WRITTEN EXERCISE |
Gather all lines with "kozmetikai" from the records.

DATA SHOWN |
---

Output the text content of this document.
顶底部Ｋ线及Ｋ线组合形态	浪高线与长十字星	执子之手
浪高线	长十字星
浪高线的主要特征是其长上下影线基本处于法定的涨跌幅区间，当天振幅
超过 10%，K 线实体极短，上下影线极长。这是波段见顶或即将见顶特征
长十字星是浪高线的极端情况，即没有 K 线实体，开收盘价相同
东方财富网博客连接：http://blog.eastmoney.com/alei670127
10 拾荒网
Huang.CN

---

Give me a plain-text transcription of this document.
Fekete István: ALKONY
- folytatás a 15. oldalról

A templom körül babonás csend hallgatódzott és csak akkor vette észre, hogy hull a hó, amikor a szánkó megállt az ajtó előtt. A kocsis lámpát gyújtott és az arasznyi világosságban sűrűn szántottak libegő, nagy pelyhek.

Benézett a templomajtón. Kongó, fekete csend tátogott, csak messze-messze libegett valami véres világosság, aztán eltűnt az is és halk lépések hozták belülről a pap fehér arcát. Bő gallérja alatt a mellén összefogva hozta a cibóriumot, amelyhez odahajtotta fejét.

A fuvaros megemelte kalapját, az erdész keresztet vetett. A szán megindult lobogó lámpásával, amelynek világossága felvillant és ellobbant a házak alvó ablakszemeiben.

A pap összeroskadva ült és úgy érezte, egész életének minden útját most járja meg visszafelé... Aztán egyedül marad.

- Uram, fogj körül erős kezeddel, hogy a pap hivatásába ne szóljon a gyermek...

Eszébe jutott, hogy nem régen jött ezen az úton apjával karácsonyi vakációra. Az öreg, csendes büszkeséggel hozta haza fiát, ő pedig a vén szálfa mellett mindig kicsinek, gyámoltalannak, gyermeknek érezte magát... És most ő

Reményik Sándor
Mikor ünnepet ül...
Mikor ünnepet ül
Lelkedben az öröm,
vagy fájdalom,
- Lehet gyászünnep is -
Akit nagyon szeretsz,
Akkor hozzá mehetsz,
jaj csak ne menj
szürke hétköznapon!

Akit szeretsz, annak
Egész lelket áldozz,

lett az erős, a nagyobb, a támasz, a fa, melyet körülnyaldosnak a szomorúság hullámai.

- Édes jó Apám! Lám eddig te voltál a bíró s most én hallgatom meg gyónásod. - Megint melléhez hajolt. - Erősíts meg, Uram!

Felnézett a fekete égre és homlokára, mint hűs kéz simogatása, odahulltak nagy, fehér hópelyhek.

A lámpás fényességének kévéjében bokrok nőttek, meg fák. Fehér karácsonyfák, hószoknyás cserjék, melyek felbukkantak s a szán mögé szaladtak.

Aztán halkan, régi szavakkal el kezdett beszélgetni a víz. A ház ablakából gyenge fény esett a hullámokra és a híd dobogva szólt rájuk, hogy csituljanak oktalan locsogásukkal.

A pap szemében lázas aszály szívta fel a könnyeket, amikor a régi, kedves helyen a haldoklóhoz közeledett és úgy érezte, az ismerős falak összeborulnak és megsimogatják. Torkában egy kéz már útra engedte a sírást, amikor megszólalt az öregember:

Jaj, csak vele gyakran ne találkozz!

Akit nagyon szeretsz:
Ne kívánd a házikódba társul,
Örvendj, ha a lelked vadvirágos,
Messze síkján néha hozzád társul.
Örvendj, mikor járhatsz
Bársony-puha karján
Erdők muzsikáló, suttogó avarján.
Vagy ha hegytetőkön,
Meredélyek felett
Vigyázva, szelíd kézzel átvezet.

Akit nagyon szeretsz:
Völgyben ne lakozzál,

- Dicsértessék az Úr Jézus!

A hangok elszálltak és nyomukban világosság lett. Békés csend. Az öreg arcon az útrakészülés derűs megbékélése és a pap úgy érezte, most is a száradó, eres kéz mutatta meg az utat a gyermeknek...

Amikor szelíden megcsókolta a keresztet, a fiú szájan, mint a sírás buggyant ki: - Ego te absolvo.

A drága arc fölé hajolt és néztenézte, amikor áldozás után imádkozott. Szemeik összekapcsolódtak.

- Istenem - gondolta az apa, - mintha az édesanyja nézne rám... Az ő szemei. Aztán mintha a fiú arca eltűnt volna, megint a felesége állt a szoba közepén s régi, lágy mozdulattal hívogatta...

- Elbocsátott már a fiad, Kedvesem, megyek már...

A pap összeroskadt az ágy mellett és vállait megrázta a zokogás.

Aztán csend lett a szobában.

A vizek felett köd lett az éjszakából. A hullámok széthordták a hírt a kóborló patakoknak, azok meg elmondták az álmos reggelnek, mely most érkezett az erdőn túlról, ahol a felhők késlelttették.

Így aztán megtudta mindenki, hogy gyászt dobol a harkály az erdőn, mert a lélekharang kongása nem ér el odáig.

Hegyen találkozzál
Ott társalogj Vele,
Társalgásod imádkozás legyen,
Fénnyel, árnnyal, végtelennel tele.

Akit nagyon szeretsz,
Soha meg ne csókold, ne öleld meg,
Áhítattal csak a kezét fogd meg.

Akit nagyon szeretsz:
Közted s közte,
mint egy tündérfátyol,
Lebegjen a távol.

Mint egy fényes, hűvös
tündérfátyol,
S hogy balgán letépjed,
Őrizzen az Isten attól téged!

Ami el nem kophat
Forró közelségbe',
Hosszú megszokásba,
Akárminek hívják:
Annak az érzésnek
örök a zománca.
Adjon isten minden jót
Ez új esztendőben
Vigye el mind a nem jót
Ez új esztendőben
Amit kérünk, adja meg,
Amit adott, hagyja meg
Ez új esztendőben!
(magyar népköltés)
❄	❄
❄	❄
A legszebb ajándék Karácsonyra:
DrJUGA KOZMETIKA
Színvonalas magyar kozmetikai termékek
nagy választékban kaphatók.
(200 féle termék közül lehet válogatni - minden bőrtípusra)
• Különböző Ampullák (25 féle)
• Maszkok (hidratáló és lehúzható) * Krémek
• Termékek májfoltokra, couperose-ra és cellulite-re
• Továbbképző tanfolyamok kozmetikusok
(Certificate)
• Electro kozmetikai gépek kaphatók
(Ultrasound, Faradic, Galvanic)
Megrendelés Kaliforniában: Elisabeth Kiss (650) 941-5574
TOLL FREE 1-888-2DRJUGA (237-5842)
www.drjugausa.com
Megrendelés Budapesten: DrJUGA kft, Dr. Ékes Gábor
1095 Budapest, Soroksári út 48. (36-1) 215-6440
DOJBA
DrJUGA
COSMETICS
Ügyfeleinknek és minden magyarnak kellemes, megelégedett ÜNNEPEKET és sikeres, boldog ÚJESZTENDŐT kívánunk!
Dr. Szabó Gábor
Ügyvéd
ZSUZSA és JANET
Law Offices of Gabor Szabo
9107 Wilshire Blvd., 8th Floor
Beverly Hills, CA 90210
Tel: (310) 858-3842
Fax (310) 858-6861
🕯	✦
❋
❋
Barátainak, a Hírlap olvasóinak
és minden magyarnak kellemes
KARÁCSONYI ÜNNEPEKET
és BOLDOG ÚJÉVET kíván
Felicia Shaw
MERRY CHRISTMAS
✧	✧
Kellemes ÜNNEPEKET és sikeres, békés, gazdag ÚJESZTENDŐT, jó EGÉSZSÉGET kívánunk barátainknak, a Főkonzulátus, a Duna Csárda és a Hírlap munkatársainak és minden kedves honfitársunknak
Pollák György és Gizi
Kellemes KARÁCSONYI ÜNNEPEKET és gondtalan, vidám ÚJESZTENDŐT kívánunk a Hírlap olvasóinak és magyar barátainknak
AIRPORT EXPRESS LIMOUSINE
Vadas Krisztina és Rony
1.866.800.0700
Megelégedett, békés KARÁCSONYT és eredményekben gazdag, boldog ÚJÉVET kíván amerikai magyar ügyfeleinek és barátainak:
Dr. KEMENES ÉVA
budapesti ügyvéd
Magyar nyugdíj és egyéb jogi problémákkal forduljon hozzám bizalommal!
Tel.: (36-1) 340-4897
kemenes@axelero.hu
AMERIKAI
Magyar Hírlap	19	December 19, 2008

---

EXERCISE SOLUTION |
Színvonalas magyar kozmetikai termékek
• Electro kozmetikai gépek kaphatók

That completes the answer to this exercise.